- _Task description_:
Write out the listing beneath this instruction in its entirety, exactly as it reads.
******************************
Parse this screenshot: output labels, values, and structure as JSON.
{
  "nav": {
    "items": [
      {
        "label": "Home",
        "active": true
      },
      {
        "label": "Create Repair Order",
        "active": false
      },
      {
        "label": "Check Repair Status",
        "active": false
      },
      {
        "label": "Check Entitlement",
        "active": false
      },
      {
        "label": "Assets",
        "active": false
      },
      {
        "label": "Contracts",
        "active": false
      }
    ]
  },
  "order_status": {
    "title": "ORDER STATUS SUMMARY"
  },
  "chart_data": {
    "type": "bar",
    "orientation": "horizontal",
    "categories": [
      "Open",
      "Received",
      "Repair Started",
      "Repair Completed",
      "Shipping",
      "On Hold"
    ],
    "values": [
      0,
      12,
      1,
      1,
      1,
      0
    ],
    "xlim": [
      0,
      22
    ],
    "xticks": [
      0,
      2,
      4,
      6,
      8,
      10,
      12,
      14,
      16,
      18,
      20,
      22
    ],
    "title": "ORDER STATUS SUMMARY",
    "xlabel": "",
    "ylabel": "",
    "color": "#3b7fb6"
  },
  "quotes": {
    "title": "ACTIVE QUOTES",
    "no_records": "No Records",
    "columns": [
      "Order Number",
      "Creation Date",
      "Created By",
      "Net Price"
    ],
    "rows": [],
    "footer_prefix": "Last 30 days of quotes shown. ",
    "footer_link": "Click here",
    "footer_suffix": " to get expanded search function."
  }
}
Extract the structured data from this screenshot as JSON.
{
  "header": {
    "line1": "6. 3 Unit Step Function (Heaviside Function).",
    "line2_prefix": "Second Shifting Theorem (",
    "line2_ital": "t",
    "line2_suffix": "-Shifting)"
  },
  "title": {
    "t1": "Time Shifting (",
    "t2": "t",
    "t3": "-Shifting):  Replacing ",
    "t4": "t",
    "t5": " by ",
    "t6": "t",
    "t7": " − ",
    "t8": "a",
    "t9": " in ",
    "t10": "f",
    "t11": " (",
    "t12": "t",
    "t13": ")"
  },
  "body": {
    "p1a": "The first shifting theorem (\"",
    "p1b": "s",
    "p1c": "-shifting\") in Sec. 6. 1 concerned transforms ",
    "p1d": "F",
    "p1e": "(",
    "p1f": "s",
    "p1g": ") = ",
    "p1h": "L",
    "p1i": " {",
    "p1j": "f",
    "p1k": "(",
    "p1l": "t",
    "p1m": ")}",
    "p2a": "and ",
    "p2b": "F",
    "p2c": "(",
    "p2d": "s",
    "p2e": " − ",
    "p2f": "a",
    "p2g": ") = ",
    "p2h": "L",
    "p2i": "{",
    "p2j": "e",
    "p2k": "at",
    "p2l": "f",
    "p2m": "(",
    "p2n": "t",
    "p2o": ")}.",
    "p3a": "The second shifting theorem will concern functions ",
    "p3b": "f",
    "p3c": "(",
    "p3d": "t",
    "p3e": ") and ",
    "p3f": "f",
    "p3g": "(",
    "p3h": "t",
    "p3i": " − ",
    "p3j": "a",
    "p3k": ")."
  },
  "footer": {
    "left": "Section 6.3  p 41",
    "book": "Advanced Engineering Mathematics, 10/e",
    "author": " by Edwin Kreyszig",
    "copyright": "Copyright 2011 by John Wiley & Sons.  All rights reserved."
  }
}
******************************
- _Output for this exercise_:
Parse this screenshot: output labels, values, and structure as JSON.
{
  "nav": {
    "items": [
      {
        "label": "Home",
        "active": true
      },
      {
        "label": "Create Repair Order",
        "active": false
      },
      {
        "label": "Check Repair Status",
        "active": false
      },
      {
        "label": "Check Entitlement",
        "active": false
      },
      {
        "label": "Assets",
        "active": false
      },
      {
        "label": "Contracts",
        "active": false
      }
    ]
  },
  "order_status": {
    "title": "ORDER STATUS SUMMARY"
  },
  "chart_data": {
    "type": "bar",
    "orientation": "horizontal",
    "categories": [
      "Open",
      "Received",
      "Repair Started",
      "Repair Completed",
      "Shipping",
      "On Hold"
    ],
    "values": [
      0,
      12,
      1,
      1,
      1,
      0
    ],
    "xlim": [
      0,
      22
    ],
    "xticks": [
      0,
      2,
      4,
      6,
      8,
      10,
      12,
      14,
      16,
      18,
      20,
      22
    ],
    "title": "ORDER STATUS SUMMARY",
    "xlabel": "",
    "ylabel": "",
    "color": "#3b7fb6"
  },
  "quotes": {
    "title": "ACTIVE QUOTES",
    "no_records": "No Records",
    "columns": [
      "Order Number",
      "Creation Date",
      "Created By",
      "Net Price"
    ],
    "rows": [],
    "footer_prefix": "Last 30 days of quotes shown. ",
    "footer_link": "Click here",
    "footer_suffix": " to get expanded search function."
  }
}
Extract the structured data from this screenshot as JSON.
{
  "header": {
    "line1": "6. 3 Unit Step Function (Heaviside Function).",
    "line2_prefix": "Second Shifting Theorem (",
    "line2_ital": "t",
    "line2_suffix": "-Shifting)"
  },
  "title": {
    "t1": "Time Shifting (",
    "t2": "t",
    "t3": "-Shifting):  Replacing ",
    "t4": "t",
    "t5": " by ",
    "t6": "t",
    "t7": " − ",
    "t8": "a",
    "t9": " in ",
    "t10": "f",
    "t11": " (",
    "t12": "t",
    "t13": ")"
  },
  "body": {
    "p1a": "The first shifting theorem (\"",
    "p1b": "s",
    "p1c": "-shifting\") in Sec. 6. 1 concerned transforms ",
    "p1d": "F",
    "p1e": "(",
    "p1f": "s",
    "p1g": ") = ",
    "p1h": "L",
    "p1i": " {",
    "p1j": "f",
    "p1k": "(",
    "p1l": "t",
    "p1m": ")}",
    "p2a": "and ",
    "p2b": "F",
    "p2c": "(",
    "p2d": "s",
    "p2e": " − ",
    "p2f": "a",
    "p2g": ") = ",
    "p2h": "L",
    "p2i": "{",
    "p2j": "e",
    "p2k": "at",
    "p2l": "f",
    "p2m": "(",
    "p2n": "t",
    "p2o": ")}.",
    "p3a": "The second shifting theorem will concern functions ",
    "p3b": "f",
    "p3c": "(",
    "p3d": "t",
    "p3e": ") and ",
    "p3f": "f",
    "p3g": "(",
    "p3h": "t",
    "p3i": " − ",
    "p3j": "a",
    "p3k": ")."
  },
  "footer": {
    "left": "Section 6.3  p 41",
    "book": "Advanced Engineering Mathematics, 10/e",
    "author": " by Edwin Kreyszig",
    "copyright": "Copyright 2011 by John Wiley & Sons.  All rights reserved."
  }
}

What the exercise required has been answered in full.